--- start Recorded information ---
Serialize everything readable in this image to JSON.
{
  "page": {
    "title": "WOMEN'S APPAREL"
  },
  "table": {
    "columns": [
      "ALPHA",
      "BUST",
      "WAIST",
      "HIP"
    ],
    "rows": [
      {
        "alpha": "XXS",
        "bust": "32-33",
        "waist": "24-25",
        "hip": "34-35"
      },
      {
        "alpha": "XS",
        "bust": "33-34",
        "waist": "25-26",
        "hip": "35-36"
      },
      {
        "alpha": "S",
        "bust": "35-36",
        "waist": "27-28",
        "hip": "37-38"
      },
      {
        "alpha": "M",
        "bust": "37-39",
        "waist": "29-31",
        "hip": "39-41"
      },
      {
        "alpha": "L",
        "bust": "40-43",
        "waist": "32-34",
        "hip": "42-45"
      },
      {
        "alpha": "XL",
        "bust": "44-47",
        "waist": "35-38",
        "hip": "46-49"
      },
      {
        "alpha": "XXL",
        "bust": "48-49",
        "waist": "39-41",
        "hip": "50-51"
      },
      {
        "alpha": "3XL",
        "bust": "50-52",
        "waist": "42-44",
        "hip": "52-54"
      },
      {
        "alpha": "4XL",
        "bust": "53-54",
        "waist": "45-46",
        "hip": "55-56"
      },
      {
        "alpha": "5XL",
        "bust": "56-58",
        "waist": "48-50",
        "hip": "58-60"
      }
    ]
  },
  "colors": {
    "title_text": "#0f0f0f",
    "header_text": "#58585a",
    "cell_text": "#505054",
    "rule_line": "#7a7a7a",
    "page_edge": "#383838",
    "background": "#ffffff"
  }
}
--- end Recorded information ---
■ **To do**: Transcribe the full listing above without leaving anything out.

■ **Task response**:
Serialize everything readable in this image to JSON.
{
  "page": {
    "title": "WOMEN'S APPAREL"
  },
  "table": {
    "columns": [
      "ALPHA",
      "BUST",
      "WAIST",
      "HIP"
    ],
    "rows": [
      {
        "alpha": "XXS",
        "bust": "32-33",
        "waist": "24-25",
        "hip": "34-35"
      },
      {
        "alpha": "XS",
        "bust": "33-34",
        "waist": "25-26",
        "hip": "35-36"
      },
      {
        "alpha": "S",
        "bust": "35-36",
        "waist": "27-28",
        "hip": "37-38"
      },
      {
        "alpha": "M",
        "bust": "37-39",
        "waist": "29-31",
        "hip": "39-41"
      },
      {
        "alpha": "L",
        "bust": "40-43",
        "waist": "32-34",
        "hip": "42-45"
      },
      {
        "alpha": "XL",
        "bust": "44-47",
        "waist": "35-38",
        "hip": "46-49"
      },
      {
        "alpha": "XXL",
        "bust": "48-49",
        "waist": "39-41",
        "hip": "50-51"
      },
      {
        "alpha": "3XL",
        "bust": "50-52",
        "waist": "42-44",
        "hip": "52-54"
      },
      {
        "alpha": "4XL",
        "bust": "53-54",
        "waist": "45-46",
        "hip": "55-56"
      },
      {
        "alpha": "5XL",
        "bust": "56-58",
        "waist": "48-50",
        "hip": "58-60"
      }
    ]
  },
  "colors": {
    "title_text": "#0f0f0f",
    "header_text": "#58585a",
    "cell_text": "#505054",
    "rule_line": "#7a7a7a",
    "page_edge": "#383838",
    "background": "#ffffff"
  }
}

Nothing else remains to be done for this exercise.